** START **

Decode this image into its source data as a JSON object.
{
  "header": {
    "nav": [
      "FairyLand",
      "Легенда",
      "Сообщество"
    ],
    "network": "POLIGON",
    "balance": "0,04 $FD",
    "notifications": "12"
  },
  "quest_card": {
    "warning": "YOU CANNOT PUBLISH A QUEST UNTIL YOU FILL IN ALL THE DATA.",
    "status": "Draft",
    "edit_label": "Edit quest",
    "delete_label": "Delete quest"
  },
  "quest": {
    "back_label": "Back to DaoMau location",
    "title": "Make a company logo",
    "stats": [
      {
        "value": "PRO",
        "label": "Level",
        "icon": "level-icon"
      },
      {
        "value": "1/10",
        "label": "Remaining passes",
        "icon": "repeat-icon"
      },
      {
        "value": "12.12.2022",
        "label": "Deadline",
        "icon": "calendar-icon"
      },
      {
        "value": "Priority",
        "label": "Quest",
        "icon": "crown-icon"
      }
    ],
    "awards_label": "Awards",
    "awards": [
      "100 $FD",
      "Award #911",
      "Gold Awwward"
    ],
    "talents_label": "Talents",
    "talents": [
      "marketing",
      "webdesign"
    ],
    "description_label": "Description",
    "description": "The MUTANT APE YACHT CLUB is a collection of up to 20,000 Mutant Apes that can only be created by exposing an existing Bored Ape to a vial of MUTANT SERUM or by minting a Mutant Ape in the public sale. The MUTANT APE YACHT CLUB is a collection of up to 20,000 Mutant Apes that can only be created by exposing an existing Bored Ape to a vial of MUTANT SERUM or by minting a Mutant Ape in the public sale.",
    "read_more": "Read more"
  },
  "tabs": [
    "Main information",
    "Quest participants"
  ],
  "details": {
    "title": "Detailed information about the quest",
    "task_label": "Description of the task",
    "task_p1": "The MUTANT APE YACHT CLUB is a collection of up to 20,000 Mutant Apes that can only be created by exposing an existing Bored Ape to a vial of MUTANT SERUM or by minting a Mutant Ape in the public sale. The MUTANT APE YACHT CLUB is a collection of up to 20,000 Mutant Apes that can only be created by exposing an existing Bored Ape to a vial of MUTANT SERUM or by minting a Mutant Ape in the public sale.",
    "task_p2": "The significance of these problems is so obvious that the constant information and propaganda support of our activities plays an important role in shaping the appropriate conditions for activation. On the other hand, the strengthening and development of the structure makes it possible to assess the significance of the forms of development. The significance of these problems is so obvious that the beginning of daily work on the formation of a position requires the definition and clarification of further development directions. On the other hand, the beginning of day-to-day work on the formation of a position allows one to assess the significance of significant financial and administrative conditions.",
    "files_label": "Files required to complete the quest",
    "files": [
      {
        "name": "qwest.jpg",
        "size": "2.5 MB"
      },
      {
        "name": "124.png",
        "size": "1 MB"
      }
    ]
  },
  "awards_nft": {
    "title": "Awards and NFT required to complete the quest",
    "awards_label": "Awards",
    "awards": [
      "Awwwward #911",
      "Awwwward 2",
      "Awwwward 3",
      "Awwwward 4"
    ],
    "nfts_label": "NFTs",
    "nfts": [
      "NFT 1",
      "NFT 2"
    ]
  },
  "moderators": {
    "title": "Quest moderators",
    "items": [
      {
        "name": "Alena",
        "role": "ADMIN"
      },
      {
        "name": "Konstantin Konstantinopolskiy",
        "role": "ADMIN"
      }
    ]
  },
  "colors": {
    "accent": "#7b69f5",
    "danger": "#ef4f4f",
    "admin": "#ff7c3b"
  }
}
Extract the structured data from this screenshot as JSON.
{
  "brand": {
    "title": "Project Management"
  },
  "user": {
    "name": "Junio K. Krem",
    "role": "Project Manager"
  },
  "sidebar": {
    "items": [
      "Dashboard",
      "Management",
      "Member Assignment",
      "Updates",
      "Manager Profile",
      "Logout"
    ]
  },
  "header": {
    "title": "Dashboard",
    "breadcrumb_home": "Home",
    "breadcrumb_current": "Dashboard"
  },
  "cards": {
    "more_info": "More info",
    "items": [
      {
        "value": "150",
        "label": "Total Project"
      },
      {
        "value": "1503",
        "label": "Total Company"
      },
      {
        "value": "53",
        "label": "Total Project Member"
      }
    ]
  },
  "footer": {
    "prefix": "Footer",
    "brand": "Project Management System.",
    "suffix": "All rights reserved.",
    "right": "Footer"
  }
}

** END **

What is expected: How many lines of the listing above include the word "icon"? State the number and nothing else.

Task answer: 4